→ **Aim of the exercise**: Reproduce the listing exactly and skip over any pictures.

-- START Input --

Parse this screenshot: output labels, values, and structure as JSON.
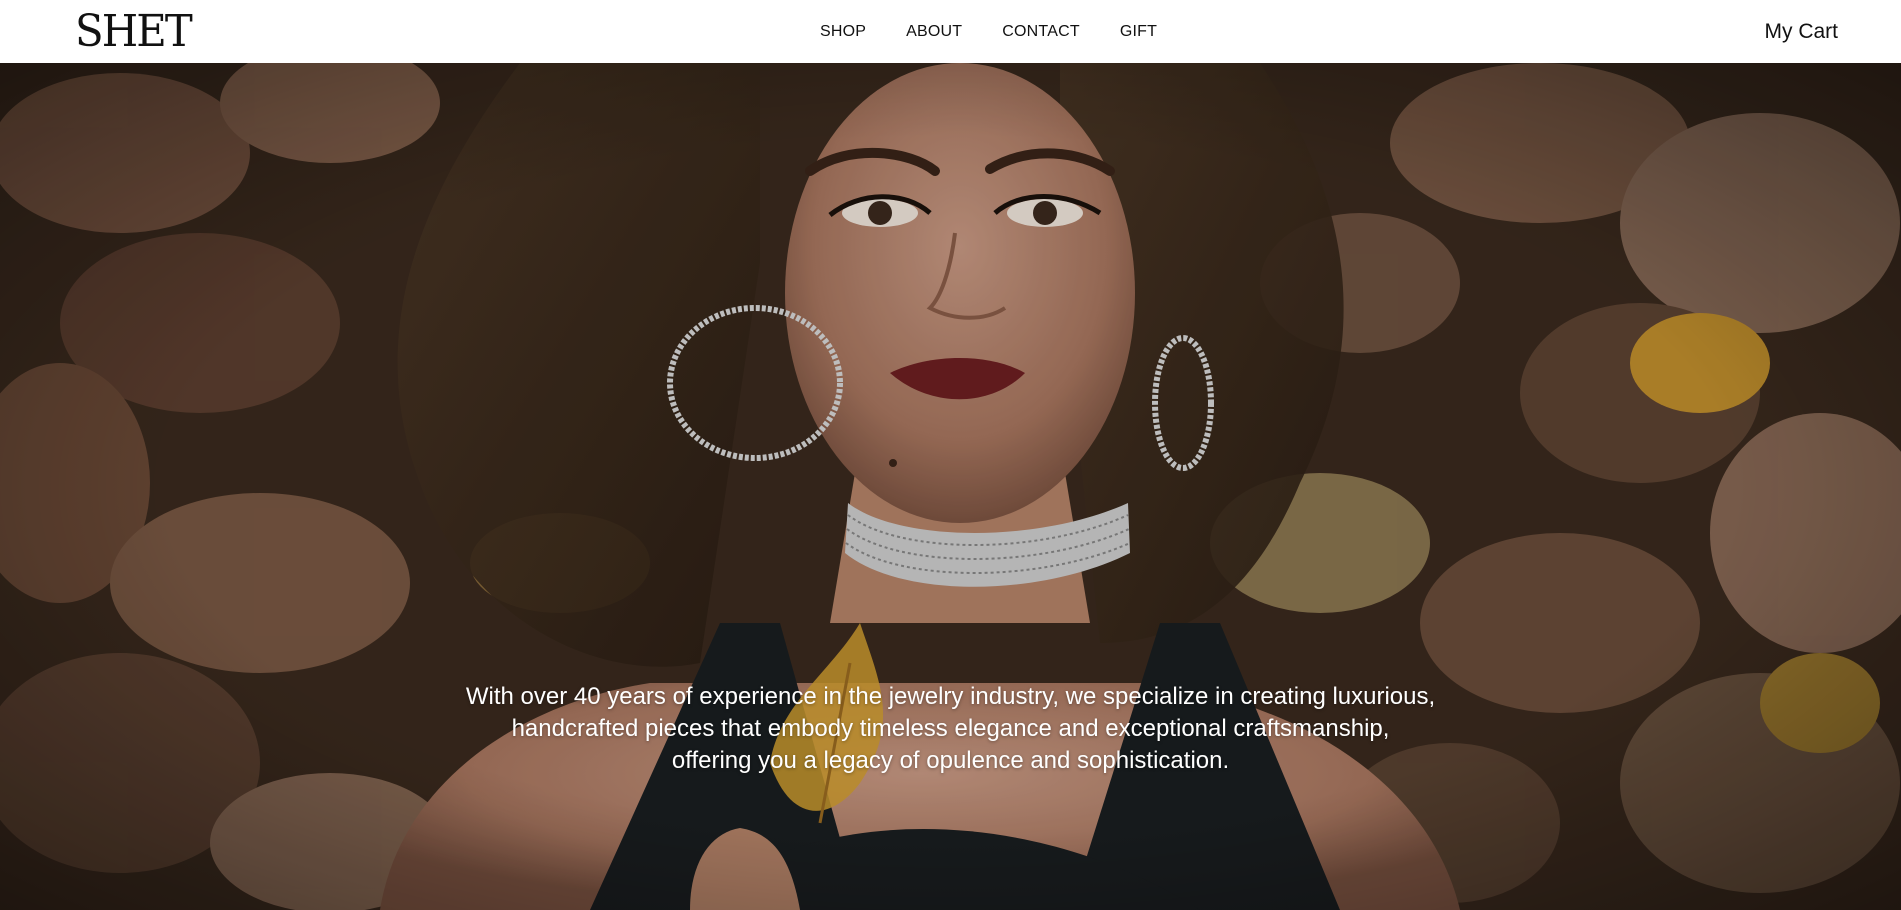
{
  "brand": {
    "logo_text": "SHET"
  },
  "nav": {
    "items": [
      {
        "label": "SHOP"
      },
      {
        "label": "ABOUT"
      },
      {
        "label": "CONTACT"
      },
      {
        "label": "GIFT"
      }
    ],
    "cart_label": "My Cart"
  },
  "hero": {
    "image_alt": "woman-lying-on-autumn-leaves-photo",
    "tagline_lines": [
      "With over 40 years of experience in the jewelry industry, we specialize in creating luxurious,",
      "handcrafted pieces that embody timeless elegance and exceptional craftsmanship,",
      "offering you a legacy of opulence and sophistication."
    ]
  },
  "colors": {
    "nav_background": "#ffffff",
    "nav_text": "#111111",
    "hero_text": "#ffffff",
    "leaf_brown": "#6b4a35",
    "leaf_gold": "#c9952e"
  }
}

-- END Input --

→ **The answer**:
Parse this screenshot: output labels, values, and structure as JSON.
{
  "brand": {
    "logo_text": "SHET"
  },
  "nav": {
    "items": [
      {
        "label": "SHOP"
      },
      {
        "label": "ABOUT"
      },
      {
        "label": "CONTACT"
      },
      {
        "label": "GIFT"
      }
    ],
    "cart_label": "My Cart"
  },
  "hero": {
    "image_alt": "woman-lying-on-autumn-leaves-photo",
    "tagline_lines": [
      "With over 40 years of experience in the jewelry industry, we specialize in creating luxurious,",
      "handcrafted pieces that embody timeless elegance and exceptional craftsmanship,",
      "offering you a legacy of opulence and sophistication."
    ]
  },
  "colors": {
    "nav_background": "#ffffff",
    "nav_text": "#111111",
    "hero_text": "#ffffff",
    "leaf_brown": "#6b4a35",
    "leaf_gold": "#c9952e"
  }
}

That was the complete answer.